-------- DATA IN THIS EXERCISE --------

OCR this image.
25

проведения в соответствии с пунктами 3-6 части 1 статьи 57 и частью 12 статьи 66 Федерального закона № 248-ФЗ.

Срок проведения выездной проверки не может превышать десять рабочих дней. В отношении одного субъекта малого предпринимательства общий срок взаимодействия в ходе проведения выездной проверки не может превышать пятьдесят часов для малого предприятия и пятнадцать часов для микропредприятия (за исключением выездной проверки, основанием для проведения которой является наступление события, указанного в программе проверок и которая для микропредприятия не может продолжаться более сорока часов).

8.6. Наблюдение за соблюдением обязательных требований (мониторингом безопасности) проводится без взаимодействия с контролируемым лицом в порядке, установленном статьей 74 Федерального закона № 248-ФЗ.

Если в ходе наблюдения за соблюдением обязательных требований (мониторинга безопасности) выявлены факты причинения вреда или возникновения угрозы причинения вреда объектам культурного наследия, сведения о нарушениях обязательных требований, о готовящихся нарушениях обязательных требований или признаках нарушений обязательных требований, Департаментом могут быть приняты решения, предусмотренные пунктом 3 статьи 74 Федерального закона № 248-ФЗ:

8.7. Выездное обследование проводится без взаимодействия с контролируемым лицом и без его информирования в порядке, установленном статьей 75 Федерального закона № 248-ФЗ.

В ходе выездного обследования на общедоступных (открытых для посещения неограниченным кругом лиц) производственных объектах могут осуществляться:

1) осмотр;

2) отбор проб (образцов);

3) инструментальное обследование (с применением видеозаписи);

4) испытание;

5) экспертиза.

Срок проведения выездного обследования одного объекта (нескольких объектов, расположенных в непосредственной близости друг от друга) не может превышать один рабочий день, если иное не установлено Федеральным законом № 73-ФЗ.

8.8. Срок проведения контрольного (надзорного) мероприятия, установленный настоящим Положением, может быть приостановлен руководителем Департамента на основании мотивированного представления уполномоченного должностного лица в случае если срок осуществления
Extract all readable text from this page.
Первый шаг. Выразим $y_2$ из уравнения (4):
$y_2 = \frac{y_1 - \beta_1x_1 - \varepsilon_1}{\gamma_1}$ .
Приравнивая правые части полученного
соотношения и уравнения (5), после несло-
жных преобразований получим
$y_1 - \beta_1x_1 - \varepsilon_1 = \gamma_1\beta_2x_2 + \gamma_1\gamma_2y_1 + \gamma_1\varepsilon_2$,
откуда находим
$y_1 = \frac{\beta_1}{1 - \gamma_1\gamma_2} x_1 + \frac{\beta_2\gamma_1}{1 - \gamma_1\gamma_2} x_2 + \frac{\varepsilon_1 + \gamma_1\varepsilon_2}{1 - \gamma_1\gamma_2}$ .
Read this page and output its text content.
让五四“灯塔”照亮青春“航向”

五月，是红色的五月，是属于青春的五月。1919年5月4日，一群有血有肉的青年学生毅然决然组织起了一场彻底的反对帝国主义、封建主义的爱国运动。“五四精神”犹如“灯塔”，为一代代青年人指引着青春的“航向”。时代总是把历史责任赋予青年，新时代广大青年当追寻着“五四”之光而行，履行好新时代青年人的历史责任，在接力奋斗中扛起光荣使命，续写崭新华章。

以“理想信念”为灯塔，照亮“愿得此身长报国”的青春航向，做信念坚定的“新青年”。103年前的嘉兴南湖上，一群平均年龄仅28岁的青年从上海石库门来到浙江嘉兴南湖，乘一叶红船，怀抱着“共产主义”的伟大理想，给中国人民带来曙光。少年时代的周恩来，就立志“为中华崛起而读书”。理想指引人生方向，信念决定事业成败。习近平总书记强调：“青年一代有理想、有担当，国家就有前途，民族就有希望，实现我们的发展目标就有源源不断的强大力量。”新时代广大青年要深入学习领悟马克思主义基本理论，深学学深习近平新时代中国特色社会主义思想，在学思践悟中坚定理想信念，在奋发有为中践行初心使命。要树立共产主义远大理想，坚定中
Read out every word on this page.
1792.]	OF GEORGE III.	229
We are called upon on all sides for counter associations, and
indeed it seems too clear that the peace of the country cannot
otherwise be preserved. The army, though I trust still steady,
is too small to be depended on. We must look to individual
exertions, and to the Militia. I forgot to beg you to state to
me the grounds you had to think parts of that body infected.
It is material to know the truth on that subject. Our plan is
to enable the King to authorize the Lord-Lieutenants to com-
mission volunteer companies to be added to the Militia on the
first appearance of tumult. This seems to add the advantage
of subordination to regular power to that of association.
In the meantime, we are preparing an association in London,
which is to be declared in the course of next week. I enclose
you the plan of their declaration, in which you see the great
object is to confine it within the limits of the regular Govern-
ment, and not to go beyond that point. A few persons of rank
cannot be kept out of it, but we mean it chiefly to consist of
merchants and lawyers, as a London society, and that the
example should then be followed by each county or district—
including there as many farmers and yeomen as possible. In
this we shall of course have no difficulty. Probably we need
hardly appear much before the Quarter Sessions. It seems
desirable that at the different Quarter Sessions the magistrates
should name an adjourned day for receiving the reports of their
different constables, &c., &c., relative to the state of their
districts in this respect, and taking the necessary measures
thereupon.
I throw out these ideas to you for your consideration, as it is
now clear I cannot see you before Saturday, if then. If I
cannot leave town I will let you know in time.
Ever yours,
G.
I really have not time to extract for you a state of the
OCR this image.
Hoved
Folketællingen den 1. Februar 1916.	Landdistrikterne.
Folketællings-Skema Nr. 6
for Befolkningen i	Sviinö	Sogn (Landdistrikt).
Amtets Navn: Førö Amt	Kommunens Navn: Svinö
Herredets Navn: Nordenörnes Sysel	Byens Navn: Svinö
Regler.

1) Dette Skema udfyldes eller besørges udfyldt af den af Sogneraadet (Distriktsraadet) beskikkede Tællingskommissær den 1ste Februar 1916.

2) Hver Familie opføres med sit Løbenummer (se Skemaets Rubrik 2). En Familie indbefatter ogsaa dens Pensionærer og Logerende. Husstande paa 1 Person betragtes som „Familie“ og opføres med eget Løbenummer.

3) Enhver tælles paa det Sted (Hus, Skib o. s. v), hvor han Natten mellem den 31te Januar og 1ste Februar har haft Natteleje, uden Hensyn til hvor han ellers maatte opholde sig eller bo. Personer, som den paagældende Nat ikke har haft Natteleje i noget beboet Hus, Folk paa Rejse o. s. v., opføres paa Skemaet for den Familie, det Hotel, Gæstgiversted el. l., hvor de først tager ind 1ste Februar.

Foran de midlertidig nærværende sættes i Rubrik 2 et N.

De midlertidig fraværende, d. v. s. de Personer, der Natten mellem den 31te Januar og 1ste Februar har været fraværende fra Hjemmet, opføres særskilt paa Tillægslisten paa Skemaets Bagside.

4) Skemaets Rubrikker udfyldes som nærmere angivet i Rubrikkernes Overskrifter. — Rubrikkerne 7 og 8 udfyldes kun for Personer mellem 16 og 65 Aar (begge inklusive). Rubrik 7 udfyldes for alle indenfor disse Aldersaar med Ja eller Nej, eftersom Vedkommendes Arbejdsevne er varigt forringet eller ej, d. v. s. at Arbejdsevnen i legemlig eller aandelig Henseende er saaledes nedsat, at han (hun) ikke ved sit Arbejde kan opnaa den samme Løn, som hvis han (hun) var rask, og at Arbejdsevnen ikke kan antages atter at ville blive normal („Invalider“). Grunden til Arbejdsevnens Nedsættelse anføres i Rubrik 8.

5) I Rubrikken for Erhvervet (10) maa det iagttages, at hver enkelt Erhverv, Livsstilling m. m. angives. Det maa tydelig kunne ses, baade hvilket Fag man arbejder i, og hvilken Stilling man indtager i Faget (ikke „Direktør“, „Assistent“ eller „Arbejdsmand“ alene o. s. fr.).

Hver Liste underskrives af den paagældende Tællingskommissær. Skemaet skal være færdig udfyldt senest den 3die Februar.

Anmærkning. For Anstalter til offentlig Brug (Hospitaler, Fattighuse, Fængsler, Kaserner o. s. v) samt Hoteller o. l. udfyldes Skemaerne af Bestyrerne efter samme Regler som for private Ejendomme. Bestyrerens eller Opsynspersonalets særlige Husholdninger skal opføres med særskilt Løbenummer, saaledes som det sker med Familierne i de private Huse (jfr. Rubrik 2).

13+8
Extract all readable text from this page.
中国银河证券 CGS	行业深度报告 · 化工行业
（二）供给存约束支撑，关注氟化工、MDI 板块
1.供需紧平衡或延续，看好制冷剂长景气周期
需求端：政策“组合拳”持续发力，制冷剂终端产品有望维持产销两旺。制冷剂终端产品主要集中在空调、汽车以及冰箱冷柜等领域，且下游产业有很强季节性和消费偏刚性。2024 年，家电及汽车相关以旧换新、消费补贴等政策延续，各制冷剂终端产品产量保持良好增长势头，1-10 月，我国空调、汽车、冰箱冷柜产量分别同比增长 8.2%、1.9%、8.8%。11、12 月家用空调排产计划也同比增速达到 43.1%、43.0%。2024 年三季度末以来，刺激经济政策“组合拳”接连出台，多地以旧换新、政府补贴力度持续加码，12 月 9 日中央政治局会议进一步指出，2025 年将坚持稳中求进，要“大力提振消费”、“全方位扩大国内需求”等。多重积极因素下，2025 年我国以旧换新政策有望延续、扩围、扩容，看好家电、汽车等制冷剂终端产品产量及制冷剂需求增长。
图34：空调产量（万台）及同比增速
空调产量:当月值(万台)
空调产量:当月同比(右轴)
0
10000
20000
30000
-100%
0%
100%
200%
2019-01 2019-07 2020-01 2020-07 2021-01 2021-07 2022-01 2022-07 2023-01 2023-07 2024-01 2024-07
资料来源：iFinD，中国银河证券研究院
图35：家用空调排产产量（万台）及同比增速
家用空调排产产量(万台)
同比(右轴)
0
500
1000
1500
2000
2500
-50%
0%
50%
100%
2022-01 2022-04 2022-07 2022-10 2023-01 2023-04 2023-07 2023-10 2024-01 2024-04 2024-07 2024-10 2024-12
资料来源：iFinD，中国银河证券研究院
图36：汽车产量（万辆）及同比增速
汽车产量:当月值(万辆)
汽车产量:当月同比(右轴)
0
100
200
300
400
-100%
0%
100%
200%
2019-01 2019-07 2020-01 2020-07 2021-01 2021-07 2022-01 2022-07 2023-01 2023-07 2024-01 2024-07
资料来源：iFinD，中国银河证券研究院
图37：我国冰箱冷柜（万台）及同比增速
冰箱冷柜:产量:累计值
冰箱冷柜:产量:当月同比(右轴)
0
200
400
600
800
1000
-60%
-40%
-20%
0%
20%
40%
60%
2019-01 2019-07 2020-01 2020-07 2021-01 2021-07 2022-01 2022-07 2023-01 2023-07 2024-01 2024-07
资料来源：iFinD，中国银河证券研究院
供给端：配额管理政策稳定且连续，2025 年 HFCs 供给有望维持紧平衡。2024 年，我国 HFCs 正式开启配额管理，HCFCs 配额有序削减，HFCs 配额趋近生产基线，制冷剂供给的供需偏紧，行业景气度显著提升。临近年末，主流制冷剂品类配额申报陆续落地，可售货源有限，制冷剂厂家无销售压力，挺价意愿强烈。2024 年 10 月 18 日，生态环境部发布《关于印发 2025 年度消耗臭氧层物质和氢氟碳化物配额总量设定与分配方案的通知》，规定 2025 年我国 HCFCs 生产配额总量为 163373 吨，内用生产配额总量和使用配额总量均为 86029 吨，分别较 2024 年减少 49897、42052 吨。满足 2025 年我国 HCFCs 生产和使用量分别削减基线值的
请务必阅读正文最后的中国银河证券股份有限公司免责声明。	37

--------

TASK GOAL ▸ Copy every line of the data that holds the string "контролируемым".

WRITTEN ANSWER ▸
8.6. Наблюдение за соблюдением обязательных требований (мониторингом безопасности) проводится без взаимодействия с контролируемым лицом в порядке, установленном статьей 74 Федерального закона № 248-ФЗ.
8.7. Выездное обследование проводится без взаимодействия с контролируемым лицом и без его информирования в порядке, установленном статьей 75 Федерального закона № 248-ФЗ.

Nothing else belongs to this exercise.